[What is needed] Print every line of the listing exactly, please.

(Collected data)
# # #

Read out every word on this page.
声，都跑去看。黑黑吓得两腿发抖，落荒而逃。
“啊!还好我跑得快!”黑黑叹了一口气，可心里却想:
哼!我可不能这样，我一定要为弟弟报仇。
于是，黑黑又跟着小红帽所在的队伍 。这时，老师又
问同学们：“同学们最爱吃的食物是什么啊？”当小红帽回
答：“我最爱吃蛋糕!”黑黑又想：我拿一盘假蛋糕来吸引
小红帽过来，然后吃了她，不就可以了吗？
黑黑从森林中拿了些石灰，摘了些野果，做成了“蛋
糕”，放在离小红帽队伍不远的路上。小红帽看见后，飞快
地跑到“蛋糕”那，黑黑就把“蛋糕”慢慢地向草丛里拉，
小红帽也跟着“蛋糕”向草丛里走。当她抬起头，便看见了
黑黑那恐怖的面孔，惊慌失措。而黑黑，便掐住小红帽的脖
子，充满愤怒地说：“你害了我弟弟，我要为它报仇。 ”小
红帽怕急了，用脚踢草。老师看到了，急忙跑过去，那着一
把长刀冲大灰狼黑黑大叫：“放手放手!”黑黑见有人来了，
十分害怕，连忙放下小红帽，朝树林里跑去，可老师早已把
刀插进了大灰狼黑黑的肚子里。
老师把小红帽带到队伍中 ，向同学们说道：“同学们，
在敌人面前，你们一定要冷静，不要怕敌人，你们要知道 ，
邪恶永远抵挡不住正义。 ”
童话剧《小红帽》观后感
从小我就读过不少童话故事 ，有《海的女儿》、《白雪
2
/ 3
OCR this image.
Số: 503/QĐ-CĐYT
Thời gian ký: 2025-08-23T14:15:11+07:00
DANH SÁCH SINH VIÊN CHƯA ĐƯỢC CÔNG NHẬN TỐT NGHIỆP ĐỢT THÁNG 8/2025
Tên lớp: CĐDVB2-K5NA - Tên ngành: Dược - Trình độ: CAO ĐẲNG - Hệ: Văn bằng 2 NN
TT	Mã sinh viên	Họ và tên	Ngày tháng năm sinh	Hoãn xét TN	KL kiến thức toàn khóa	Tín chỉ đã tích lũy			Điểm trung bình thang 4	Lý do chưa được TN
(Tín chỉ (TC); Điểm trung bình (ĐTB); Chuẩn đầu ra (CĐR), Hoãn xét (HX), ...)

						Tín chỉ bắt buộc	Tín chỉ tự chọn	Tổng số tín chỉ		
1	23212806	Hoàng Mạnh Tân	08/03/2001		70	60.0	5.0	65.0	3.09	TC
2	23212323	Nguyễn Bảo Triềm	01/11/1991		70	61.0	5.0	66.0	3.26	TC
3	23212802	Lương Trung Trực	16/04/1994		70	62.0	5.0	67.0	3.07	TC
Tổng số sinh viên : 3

# # #

[Response to this exercise]
Read out every word on this page.
声，都跑去看。黑黑吓得两腿发抖，落荒而逃。
“啊!还好我跑得快!”黑黑叹了一口气，可心里却想:
哼!我可不能这样，我一定要为弟弟报仇。
于是，黑黑又跟着小红帽所在的队伍 。这时，老师又
问同学们：“同学们最爱吃的食物是什么啊？”当小红帽回
答：“我最爱吃蛋糕!”黑黑又想：我拿一盘假蛋糕来吸引
小红帽过来，然后吃了她，不就可以了吗？
黑黑从森林中拿了些石灰，摘了些野果，做成了“蛋
糕”，放在离小红帽队伍不远的路上。小红帽看见后，飞快
地跑到“蛋糕”那，黑黑就把“蛋糕”慢慢地向草丛里拉，
小红帽也跟着“蛋糕”向草丛里走。当她抬起头，便看见了
黑黑那恐怖的面孔，惊慌失措。而黑黑，便掐住小红帽的脖
子，充满愤怒地说：“你害了我弟弟，我要为它报仇。 ”小
红帽怕急了，用脚踢草。老师看到了，急忙跑过去，那着一
把长刀冲大灰狼黑黑大叫：“放手放手!”黑黑见有人来了，
十分害怕，连忙放下小红帽，朝树林里跑去，可老师早已把
刀插进了大灰狼黑黑的肚子里。
老师把小红帽带到队伍中 ，向同学们说道：“同学们，
在敌人面前，你们一定要冷静，不要怕敌人，你们要知道 ，
邪恶永远抵挡不住正义。 ”
童话剧《小红帽》观后感
从小我就读过不少童话故事 ，有《海的女儿》、《白雪
2
/ 3
OCR this image.
Số: 503/QĐ-CĐYT
Thời gian ký: 2025-08-23T14:15:11+07:00
DANH SÁCH SINH VIÊN CHƯA ĐƯỢC CÔNG NHẬN TỐT NGHIỆP ĐỢT THÁNG 8/2025
Tên lớp: CĐDVB2-K5NA - Tên ngành: Dược - Trình độ: CAO ĐẲNG - Hệ: Văn bằng 2 NN
TT	Mã sinh viên	Họ và tên	Ngày tháng năm sinh	Hoãn xét TN	KL kiến thức toàn khóa	Tín chỉ đã tích lũy			Điểm trung bình thang 4	Lý do chưa được TN
(Tín chỉ (TC); Điểm trung bình (ĐTB); Chuẩn đầu ra (CĐR), Hoãn xét (HX), ...)

						Tín chỉ bắt buộc	Tín chỉ tự chọn	Tổng số tín chỉ		
1	23212806	Hoàng Mạnh Tân	08/03/2001		70	60.0	5.0	65.0	3.09	TC
2	23212323	Nguyễn Bảo Triềm	01/11/1991		70	61.0	5.0	66.0	3.26	TC
3	23212802	Lương Trung Trực	16/04/1994		70	62.0	5.0	67.0	3.07	TC
Tổng số sinh viên : 3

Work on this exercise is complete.